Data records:
########################################

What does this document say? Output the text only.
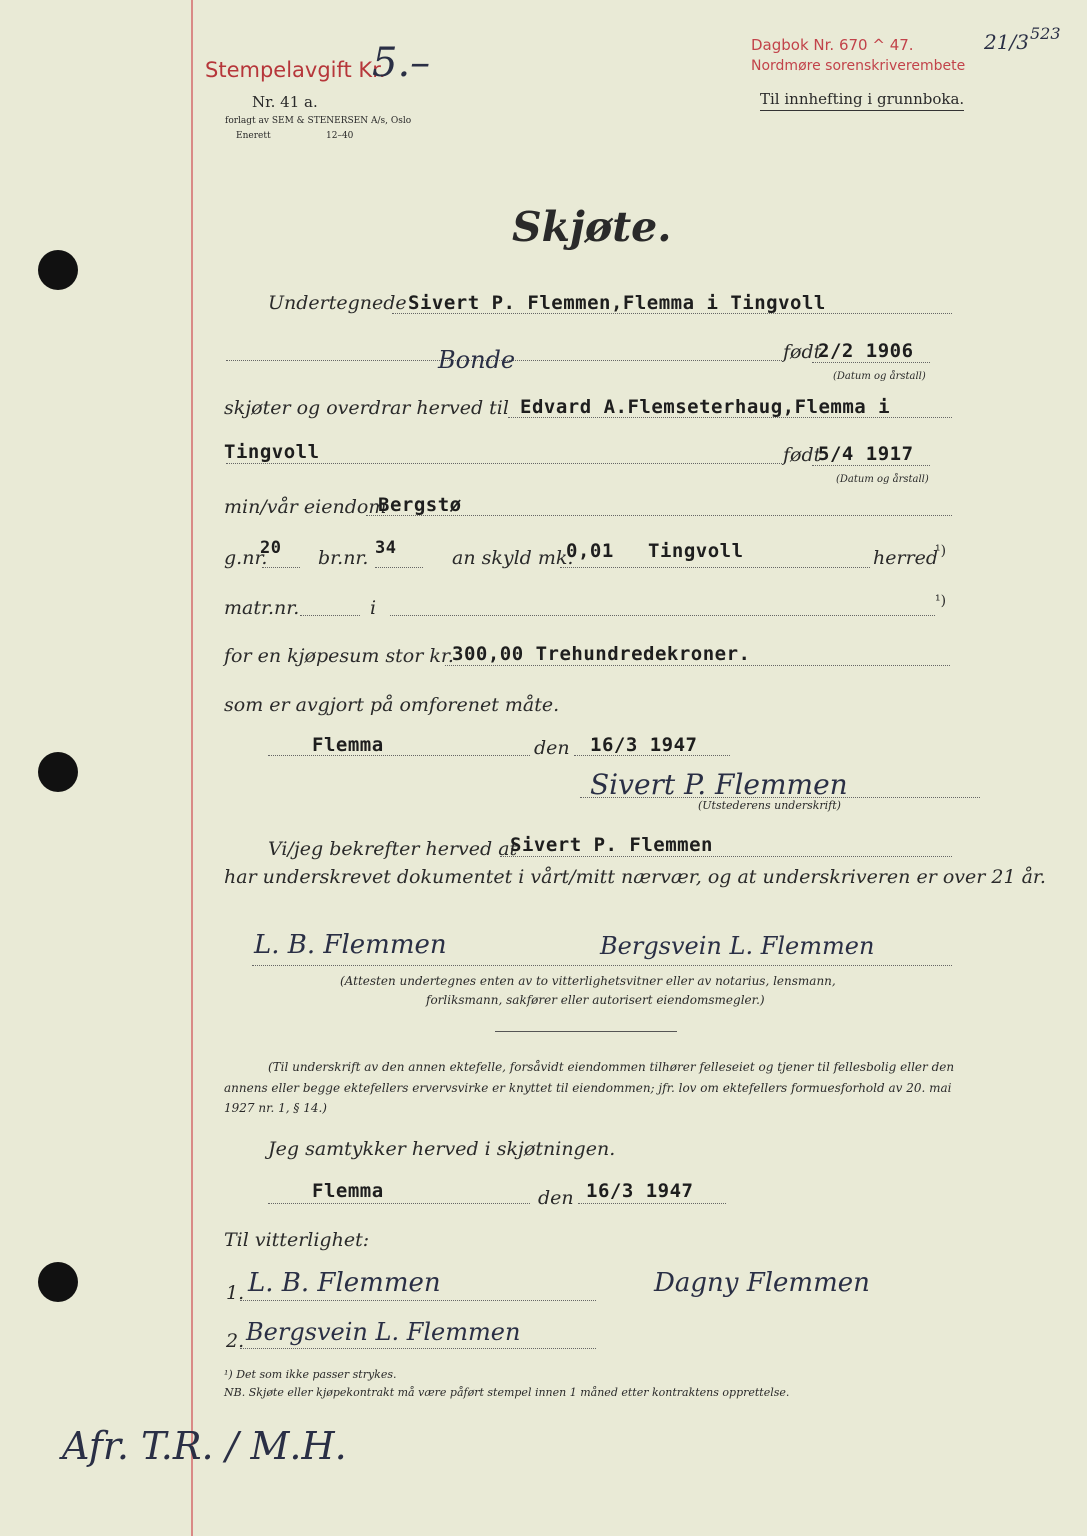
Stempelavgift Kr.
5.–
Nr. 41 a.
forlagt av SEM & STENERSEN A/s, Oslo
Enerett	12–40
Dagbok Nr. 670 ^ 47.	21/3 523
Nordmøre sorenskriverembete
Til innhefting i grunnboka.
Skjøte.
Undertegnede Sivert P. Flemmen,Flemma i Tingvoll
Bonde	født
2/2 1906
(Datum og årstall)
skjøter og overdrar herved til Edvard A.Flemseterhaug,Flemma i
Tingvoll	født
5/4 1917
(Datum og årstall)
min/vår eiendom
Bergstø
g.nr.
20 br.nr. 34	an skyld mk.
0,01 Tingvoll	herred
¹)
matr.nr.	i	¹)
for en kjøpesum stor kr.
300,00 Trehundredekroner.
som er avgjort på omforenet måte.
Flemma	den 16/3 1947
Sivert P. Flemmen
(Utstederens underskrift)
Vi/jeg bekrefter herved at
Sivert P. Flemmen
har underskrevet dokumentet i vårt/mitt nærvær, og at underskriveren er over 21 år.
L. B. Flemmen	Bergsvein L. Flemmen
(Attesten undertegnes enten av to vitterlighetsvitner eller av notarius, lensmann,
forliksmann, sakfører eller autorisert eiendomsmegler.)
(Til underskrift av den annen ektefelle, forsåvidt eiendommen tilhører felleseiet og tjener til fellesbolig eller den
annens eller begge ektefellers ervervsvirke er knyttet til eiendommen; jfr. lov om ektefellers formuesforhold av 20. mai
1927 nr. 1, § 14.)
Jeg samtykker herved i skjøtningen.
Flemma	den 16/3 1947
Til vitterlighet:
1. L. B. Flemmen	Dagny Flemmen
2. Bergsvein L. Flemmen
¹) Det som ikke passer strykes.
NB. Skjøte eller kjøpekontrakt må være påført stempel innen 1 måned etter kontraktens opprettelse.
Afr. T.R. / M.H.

########################################

What the task requires
Every line above should be returned word for word, with the pictures left behind.

Response to this task
What does this document say? Output the text only.
Stempelavgift Kr.
5.–
Nr. 41 a.
forlagt av SEM & STENERSEN A/s, Oslo
Enerett	12–40
Dagbok Nr. 670 ^ 47.	21/3 523
Nordmøre sorenskriverembete
Til innhefting i grunnboka.
Skjøte.
Undertegnede Sivert P. Flemmen,Flemma i Tingvoll
Bonde	født
2/2 1906
(Datum og årstall)
skjøter og overdrar herved til Edvard A.Flemseterhaug,Flemma i
Tingvoll	født
5/4 1917
(Datum og årstall)
min/vår eiendom
Bergstø
g.nr.
20 br.nr. 34	an skyld mk.
0,01 Tingvoll	herred
¹)
matr.nr.	i	¹)
for en kjøpesum stor kr.
300,00 Trehundredekroner.
som er avgjort på omforenet måte.
Flemma	den 16/3 1947
Sivert P. Flemmen
(Utstederens underskrift)
Vi/jeg bekrefter herved at
Sivert P. Flemmen
har underskrevet dokumentet i vårt/mitt nærvær, og at underskriveren er over 21 år.
L. B. Flemmen	Bergsvein L. Flemmen
(Attesten undertegnes enten av to vitterlighetsvitner eller av notarius, lensmann,
forliksmann, sakfører eller autorisert eiendomsmegler.)
(Til underskrift av den annen ektefelle, forsåvidt eiendommen tilhører felleseiet og tjener til fellesbolig eller den
annens eller begge ektefellers ervervsvirke er knyttet til eiendommen; jfr. lov om ektefellers formuesforhold av 20. mai
1927 nr. 1, § 14.)
Jeg samtykker herved i skjøtningen.
Flemma	den 16/3 1947
Til vitterlighet:
1. L. B. Flemmen	Dagny Flemmen
2. Bergsvein L. Flemmen
¹) Det som ikke passer strykes.
NB. Skjøte eller kjøpekontrakt må være påført stempel innen 1 måned etter kontraktens opprettelse.
Afr. T.R. / M.H.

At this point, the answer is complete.